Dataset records

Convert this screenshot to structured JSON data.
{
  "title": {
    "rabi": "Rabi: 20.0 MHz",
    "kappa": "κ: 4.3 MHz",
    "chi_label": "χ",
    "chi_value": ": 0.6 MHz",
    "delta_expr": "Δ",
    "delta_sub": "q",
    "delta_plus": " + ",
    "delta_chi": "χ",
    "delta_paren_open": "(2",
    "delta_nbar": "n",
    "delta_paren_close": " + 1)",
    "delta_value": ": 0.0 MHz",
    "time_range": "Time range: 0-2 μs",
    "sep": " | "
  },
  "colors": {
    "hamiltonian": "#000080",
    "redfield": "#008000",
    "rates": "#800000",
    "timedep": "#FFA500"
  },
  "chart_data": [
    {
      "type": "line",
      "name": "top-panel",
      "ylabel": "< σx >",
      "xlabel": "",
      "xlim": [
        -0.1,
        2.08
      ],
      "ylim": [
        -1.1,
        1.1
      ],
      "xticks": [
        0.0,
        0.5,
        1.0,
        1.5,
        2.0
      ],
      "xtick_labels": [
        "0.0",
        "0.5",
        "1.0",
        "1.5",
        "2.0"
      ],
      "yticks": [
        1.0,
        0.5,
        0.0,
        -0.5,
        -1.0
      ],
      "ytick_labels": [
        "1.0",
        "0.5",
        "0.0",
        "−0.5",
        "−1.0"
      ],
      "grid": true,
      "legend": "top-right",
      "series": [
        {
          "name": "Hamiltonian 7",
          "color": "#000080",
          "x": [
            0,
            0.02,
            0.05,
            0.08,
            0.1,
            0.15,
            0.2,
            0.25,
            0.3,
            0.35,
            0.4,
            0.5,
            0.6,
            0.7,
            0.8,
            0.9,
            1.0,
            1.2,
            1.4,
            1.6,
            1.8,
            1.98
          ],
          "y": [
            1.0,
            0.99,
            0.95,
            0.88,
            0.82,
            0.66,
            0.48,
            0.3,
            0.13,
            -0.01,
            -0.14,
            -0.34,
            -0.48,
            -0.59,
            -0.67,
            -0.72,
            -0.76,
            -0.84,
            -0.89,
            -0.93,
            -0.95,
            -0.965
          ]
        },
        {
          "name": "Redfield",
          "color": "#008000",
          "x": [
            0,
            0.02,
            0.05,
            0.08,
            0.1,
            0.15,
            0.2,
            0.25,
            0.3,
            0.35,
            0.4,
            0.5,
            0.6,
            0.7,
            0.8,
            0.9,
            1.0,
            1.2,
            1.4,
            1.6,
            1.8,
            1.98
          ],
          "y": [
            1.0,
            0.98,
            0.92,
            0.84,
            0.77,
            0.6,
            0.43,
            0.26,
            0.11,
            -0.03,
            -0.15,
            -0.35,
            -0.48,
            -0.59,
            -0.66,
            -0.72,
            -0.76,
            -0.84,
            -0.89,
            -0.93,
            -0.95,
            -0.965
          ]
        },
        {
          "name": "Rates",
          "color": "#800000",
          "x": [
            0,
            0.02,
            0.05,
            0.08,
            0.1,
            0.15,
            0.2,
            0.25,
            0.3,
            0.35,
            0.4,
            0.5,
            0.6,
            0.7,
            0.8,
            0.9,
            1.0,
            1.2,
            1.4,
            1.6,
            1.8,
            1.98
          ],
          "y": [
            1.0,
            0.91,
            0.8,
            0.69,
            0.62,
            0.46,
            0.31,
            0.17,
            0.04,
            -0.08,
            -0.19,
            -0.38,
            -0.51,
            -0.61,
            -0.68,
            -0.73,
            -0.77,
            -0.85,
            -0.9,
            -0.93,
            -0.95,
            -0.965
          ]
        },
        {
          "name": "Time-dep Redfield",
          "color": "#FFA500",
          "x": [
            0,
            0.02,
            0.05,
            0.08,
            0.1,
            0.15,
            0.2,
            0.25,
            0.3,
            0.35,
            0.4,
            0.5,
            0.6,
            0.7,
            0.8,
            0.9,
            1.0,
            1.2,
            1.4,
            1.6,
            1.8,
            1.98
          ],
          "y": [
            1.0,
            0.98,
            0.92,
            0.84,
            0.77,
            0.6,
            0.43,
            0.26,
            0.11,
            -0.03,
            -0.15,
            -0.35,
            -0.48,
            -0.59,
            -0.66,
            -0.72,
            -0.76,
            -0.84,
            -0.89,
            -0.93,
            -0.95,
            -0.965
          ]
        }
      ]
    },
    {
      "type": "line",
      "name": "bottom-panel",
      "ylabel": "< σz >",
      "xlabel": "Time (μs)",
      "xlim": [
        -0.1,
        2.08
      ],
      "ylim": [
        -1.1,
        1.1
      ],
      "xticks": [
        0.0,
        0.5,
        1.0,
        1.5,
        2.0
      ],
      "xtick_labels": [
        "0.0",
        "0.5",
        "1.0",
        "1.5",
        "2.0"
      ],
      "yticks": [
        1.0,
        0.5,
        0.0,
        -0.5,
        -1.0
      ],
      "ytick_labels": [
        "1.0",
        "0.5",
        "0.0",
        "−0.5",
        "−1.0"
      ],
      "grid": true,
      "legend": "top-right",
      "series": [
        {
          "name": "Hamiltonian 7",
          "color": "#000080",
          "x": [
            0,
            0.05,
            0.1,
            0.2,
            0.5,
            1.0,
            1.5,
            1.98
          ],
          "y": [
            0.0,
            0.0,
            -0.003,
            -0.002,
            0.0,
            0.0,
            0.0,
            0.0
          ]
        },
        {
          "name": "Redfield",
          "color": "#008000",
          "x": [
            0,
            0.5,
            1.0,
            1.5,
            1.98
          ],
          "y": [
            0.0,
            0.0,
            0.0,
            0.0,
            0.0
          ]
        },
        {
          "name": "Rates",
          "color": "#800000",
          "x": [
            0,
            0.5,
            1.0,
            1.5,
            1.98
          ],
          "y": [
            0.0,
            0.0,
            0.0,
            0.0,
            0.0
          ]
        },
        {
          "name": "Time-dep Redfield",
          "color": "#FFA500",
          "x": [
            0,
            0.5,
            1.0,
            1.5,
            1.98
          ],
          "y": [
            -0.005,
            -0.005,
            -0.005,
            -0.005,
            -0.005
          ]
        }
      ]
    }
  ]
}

Job: Return each line of the records above exactly as it reads.

Solution to the problem:
Convert this screenshot to structured JSON data.
{
  "title": {
    "rabi": "Rabi: 20.0 MHz",
    "kappa": "κ: 4.3 MHz",
    "chi_label": "χ",
    "chi_value": ": 0.6 MHz",
    "delta_expr": "Δ",
    "delta_sub": "q",
    "delta_plus": " + ",
    "delta_chi": "χ",
    "delta_paren_open": "(2",
    "delta_nbar": "n",
    "delta_paren_close": " + 1)",
    "delta_value": ": 0.0 MHz",
    "time_range": "Time range: 0-2 μs",
    "sep": " | "
  },
  "colors": {
    "hamiltonian": "#000080",
    "redfield": "#008000",
    "rates": "#800000",
    "timedep": "#FFA500"
  },
  "chart_data": [
    {
      "type": "line",
      "name": "top-panel",
      "ylabel": "< σx >",
      "xlabel": "",
      "xlim": [
        -0.1,
        2.08
      ],
      "ylim": [
        -1.1,
        1.1
      ],
      "xticks": [
        0.0,
        0.5,
        1.0,
        1.5,
        2.0
      ],
      "xtick_labels": [
        "0.0",
        "0.5",
        "1.0",
        "1.5",
        "2.0"
      ],
      "yticks": [
        1.0,
        0.5,
        0.0,
        -0.5,
        -1.0
      ],
      "ytick_labels": [
        "1.0",
        "0.5",
        "0.0",
        "−0.5",
        "−1.0"
      ],
      "grid": true,
      "legend": "top-right",
      "series": [
        {
          "name": "Hamiltonian 7",
          "color": "#000080",
          "x": [
            0,
            0.02,
            0.05,
            0.08,
            0.1,
            0.15,
            0.2,
            0.25,
            0.3,
            0.35,
            0.4,
            0.5,
            0.6,
            0.7,
            0.8,
            0.9,
            1.0,
            1.2,
            1.4,
            1.6,
            1.8,
            1.98
          ],
          "y": [
            1.0,
            0.99,
            0.95,
            0.88,
            0.82,
            0.66,
            0.48,
            0.3,
            0.13,
            -0.01,
            -0.14,
            -0.34,
            -0.48,
            -0.59,
            -0.67,
            -0.72,
            -0.76,
            -0.84,
            -0.89,
            -0.93,
            -0.95,
            -0.965
          ]
        },
        {
          "name": "Redfield",
          "color": "#008000",
          "x": [
            0,
            0.02,
            0.05,
            0.08,
            0.1,
            0.15,
            0.2,
            0.25,
            0.3,
            0.35,
            0.4,
            0.5,
            0.6,
            0.7,
            0.8,
            0.9,
            1.0,
            1.2,
            1.4,
            1.6,
            1.8,
            1.98
          ],
          "y": [
            1.0,
            0.98,
            0.92,
            0.84,
            0.77,
            0.6,
            0.43,
            0.26,
            0.11,
            -0.03,
            -0.15,
            -0.35,
            -0.48,
            -0.59,
            -0.66,
            -0.72,
            -0.76,
            -0.84,
            -0.89,
            -0.93,
            -0.95,
            -0.965
          ]
        },
        {
          "name": "Rates",
          "color": "#800000",
          "x": [
            0,
            0.02,
            0.05,
            0.08,
            0.1,
            0.15,
            0.2,
            0.25,
            0.3,
            0.35,
            0.4,
            0.5,
            0.6,
            0.7,
            0.8,
            0.9,
            1.0,
            1.2,
            1.4,
            1.6,
            1.8,
            1.98
          ],
          "y": [
            1.0,
            0.91,
            0.8,
            0.69,
            0.62,
            0.46,
            0.31,
            0.17,
            0.04,
            -0.08,
            -0.19,
            -0.38,
            -0.51,
            -0.61,
            -0.68,
            -0.73,
            -0.77,
            -0.85,
            -0.9,
            -0.93,
            -0.95,
            -0.965
          ]
        },
        {
          "name": "Time-dep Redfield",
          "color": "#FFA500",
          "x": [
            0,
            0.02,
            0.05,
            0.08,
            0.1,
            0.15,
            0.2,
            0.25,
            0.3,
            0.35,
            0.4,
            0.5,
            0.6,
            0.7,
            0.8,
            0.9,
            1.0,
            1.2,
            1.4,
            1.6,
            1.8,
            1.98
          ],
          "y": [
            1.0,
            0.98,
            0.92,
            0.84,
            0.77,
            0.6,
            0.43,
            0.26,
            0.11,
            -0.03,
            -0.15,
            -0.35,
            -0.48,
            -0.59,
            -0.66,
            -0.72,
            -0.76,
            -0.84,
            -0.89,
            -0.93,
            -0.95,
            -0.965
          ]
        }
      ]
    },
    {
      "type": "line",
      "name": "bottom-panel",
      "ylabel": "< σz >",
      "xlabel": "Time (μs)",
      "xlim": [
        -0.1,
        2.08
      ],
      "ylim": [
        -1.1,
        1.1
      ],
      "xticks": [
        0.0,
        0.5,
        1.0,
        1.5,
        2.0
      ],
      "xtick_labels": [
        "0.0",
        "0.5",
        "1.0",
        "1.5",
        "2.0"
      ],
      "yticks": [
        1.0,
        0.5,
        0.0,
        -0.5,
        -1.0
      ],
      "ytick_labels": [
        "1.0",
        "0.5",
        "0.0",
        "−0.5",
        "−1.0"
      ],
      "grid": true,
      "legend": "top-right",
      "series": [
        {
          "name": "Hamiltonian 7",
          "color": "#000080",
          "x": [
            0,
            0.05,
            0.1,
            0.2,
            0.5,
            1.0,
            1.5,
            1.98
          ],
          "y": [
            0.0,
            0.0,
            -0.003,
            -0.002,
            0.0,
            0.0,
            0.0,
            0.0
          ]
        },
        {
          "name": "Redfield",
          "color": "#008000",
          "x": [
            0,
            0.5,
            1.0,
            1.5,
            1.98
          ],
          "y": [
            0.0,
            0.0,
            0.0,
            0.0,
            0.0
          ]
        },
        {
          "name": "Rates",
          "color": "#800000",
          "x": [
            0,
            0.5,
            1.0,
            1.5,
            1.98
          ],
          "y": [
            0.0,
            0.0,
            0.0,
            0.0,
            0.0
          ]
        },
        {
          "name": "Time-dep Redfield",
          "color": "#FFA500",
          "x": [
            0,
            0.5,
            1.0,
            1.5,
            1.98
          ],
          "y": [
            -0.005,
            -0.005,
            -0.005,
            -0.005,
            -0.005
          ]
        }
      ]
    }
  ]
}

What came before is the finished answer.